> Task goal
Reproduce every line of the data below word for word, but omit the pictures.
** START OF Dataset extract **
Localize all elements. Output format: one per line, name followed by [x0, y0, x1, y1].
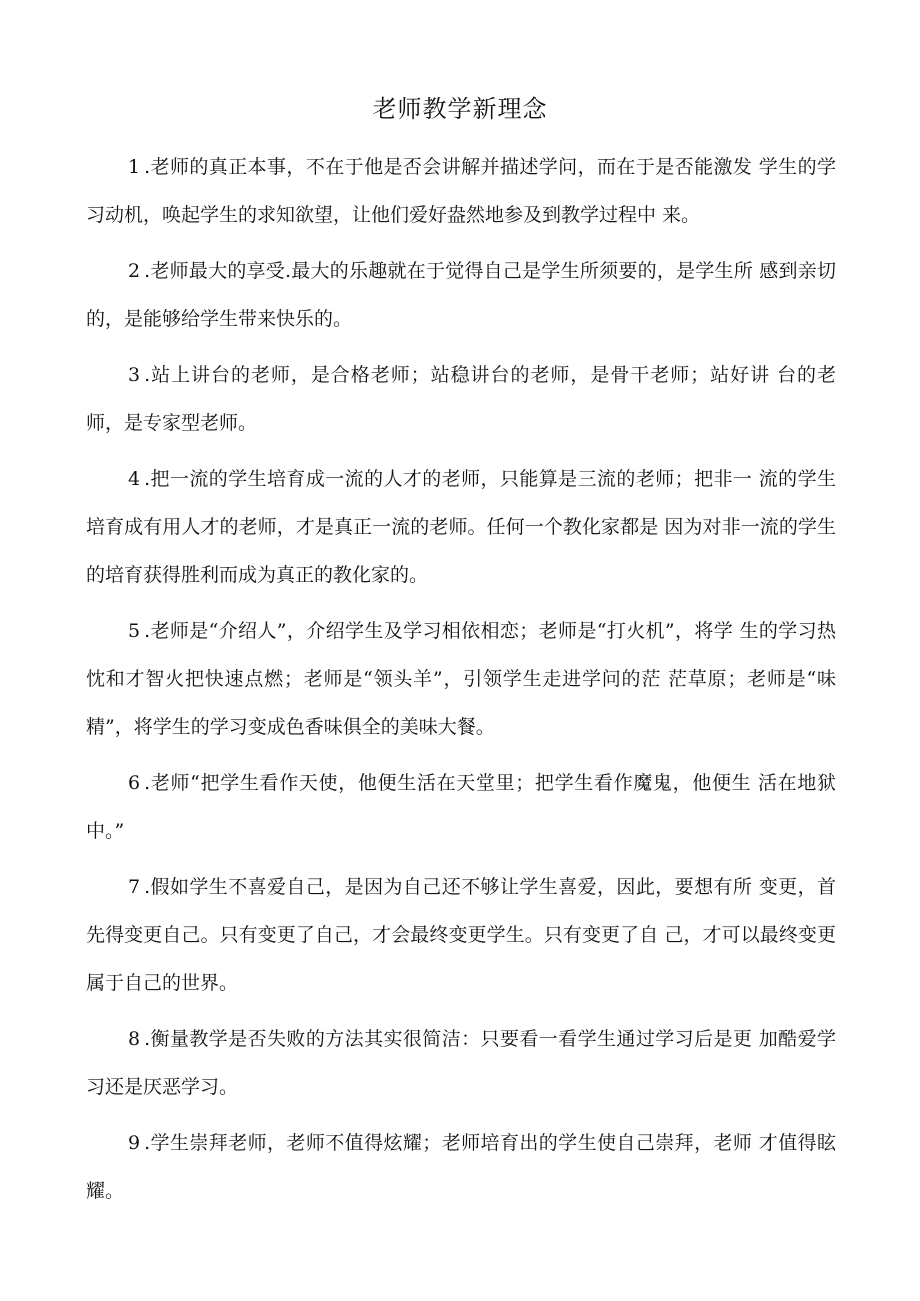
- paragraph-6: [86, 759, 836, 855]
- paragraph-number: 9: [128, 1132, 141, 1154]
- paragraph-number: 4: [128, 468, 141, 490]
- paragraph-text: .学生崇拜老师，老师不值得炫耀；老师培育出的学生使自己崇拜，老师 才值得眩耀。: [86, 1132, 836, 1202]
- paragraph-8: [86, 1015, 836, 1111]
- paragraph-text: .衡量教学是否失败的方法其实很简洁：只要看一看学生通过学习后是更 加酷爱学习还是厌恶学习。: [86, 1028, 836, 1098]
- paragraph-text: .老师最大的享受.最大的乐趣就在于觉得自己是学生所须要的，是学生所 感到亲切的，是能够给学生带来快乐的。: [86, 260, 836, 330]
- paragraph-7: [86, 863, 836, 1007]
- paragraph-number: 7: [128, 876, 141, 898]
- paragraph-3: [86, 351, 836, 447]
- paragraph-text: .假如学生不喜爱自己，是因为自己还不够让学生喜爱，因此，要想有所 变更，首先得变更自己。只有变更了自己，才会最终变更学生。只有变更了自 己，才可以最终变更属于自己的世界。: [86, 876, 836, 994]
- document-body: [86, 143, 836, 1223]
- paragraph-2: [86, 247, 836, 343]
- paragraph-number: 3: [128, 364, 141, 386]
- paragraph-number: 2: [128, 260, 141, 282]
- paragraph-1: [86, 143, 836, 239]
- paragraph-number: 1: [128, 156, 141, 178]
- paragraph-text: .老师是“介绍人”，介绍学生及学习相依相恋；老师是“打火机”，将学 生的学习热忱和才智火把快速点燃；老师是“领头羊”，引领学生走进学问的茫 茫草原；老师是“味精”，将学生的学习变成色香味俱全的美味大餐。: [86, 620, 836, 738]
- paragraph-text: .老师“把学生看作天使，他便生活在天堂里；把学生看作魔鬼，他便生 活在地狱中。”: [86, 772, 836, 842]
- paragraph-9: [86, 1119, 836, 1215]
- paragraph-text: .站上讲台的老师，是合格老师；站稳讲台的老师，是骨干老师；站好讲 台的老师，是专家型老师。: [86, 364, 836, 434]
- paragraph-text: .把一流的学生培育成一流的人才的老师，只能算是三流的老师；把非一 流的学生培育成有用人才的老师，才是真正一流的老师。任何一个教化家都是 因为对非一流的学生的培育获得胜利而成为真正的教化家的。: [86, 468, 836, 586]
- paragraph-number: 8: [128, 1028, 141, 1050]
- paragraph-number: 5: [128, 620, 141, 642]
- paragraph-text: .老师的真正本事，不在于他是否会讲解并描述学问，而在于是否能激发 学生的学习动机，唤起学生的求知欲望，让他们爱好盎然地参及到教学过程中 来。: [86, 156, 836, 226]
- paragraph-number: 6: [128, 772, 141, 794]
- paragraph-5: [86, 607, 836, 751]
- document-title: 老师教学新理念: [372, 95, 548, 123]
- paragraph-4: [86, 455, 836, 599]
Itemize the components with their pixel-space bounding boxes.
** END OF Dataset extract **
> Final result
Localize all elements. Output format: one per line, name followed by [x0, y0, x1, y1].
- paragraph-6: [86, 759, 836, 855]
- paragraph-number: 9: [128, 1132, 141, 1154]
- paragraph-number: 4: [128, 468, 141, 490]
- paragraph-text: .学生崇拜老师，老师不值得炫耀；老师培育出的学生使自己崇拜，老师 才值得眩耀。: [86, 1132, 836, 1202]
- paragraph-8: [86, 1015, 836, 1111]
- paragraph-text: .衡量教学是否失败的方法其实很简洁：只要看一看学生通过学习后是更 加酷爱学习还是厌恶学习。: [86, 1028, 836, 1098]
- paragraph-text: .老师最大的享受.最大的乐趣就在于觉得自己是学生所须要的，是学生所 感到亲切的，是能够给学生带来快乐的。: [86, 260, 836, 330]
- paragraph-7: [86, 863, 836, 1007]
- paragraph-number: 7: [128, 876, 141, 898]
- paragraph-3: [86, 351, 836, 447]
- paragraph-text: .假如学生不喜爱自己，是因为自己还不够让学生喜爱，因此，要想有所 变更，首先得变更自己。只有变更了自己，才会最终变更学生。只有变更了自 己，才可以最终变更属于自己的世界。: [86, 876, 836, 994]
- document-body: [86, 143, 836, 1223]
- paragraph-2: [86, 247, 836, 343]
- paragraph-number: 3: [128, 364, 141, 386]
- paragraph-number: 2: [128, 260, 141, 282]
- paragraph-1: [86, 143, 836, 239]
- paragraph-number: 1: [128, 156, 141, 178]
- paragraph-text: .老师是“介绍人”，介绍学生及学习相依相恋；老师是“打火机”，将学 生的学习热忱和才智火把快速点燃；老师是“领头羊”，引领学生走进学问的茫 茫草原；老师是“味精”，将学生的学习变成色香味俱全的美味大餐。: [86, 620, 836, 738]
- paragraph-text: .老师“把学生看作天使，他便生活在天堂里；把学生看作魔鬼，他便生 活在地狱中。”: [86, 772, 836, 842]
- paragraph-9: [86, 1119, 836, 1215]
- paragraph-text: .站上讲台的老师，是合格老师；站稳讲台的老师，是骨干老师；站好讲 台的老师，是专家型老师。: [86, 364, 836, 434]
- paragraph-text: .把一流的学生培育成一流的人才的老师，只能算是三流的老师；把非一 流的学生培育成有用人才的老师，才是真正一流的老师。任何一个教化家都是 因为对非一流的学生的培育获得胜利而成为真正的教化家的。: [86, 468, 836, 586]
- paragraph-number: 8: [128, 1028, 141, 1050]
- paragraph-number: 5: [128, 620, 141, 642]
- paragraph-text: .老师的真正本事，不在于他是否会讲解并描述学问，而在于是否能激发 学生的学习动机，唤起学生的求知欲望，让他们爱好盎然地参及到教学过程中 来。: [86, 156, 836, 226]
- paragraph-number: 6: [128, 772, 141, 794]
- paragraph-5: [86, 607, 836, 751]
- document-title: 老师教学新理念: [372, 95, 548, 123]
- paragraph-4: [86, 455, 836, 599]
Itemize the components with their pixel-space bounding boxes.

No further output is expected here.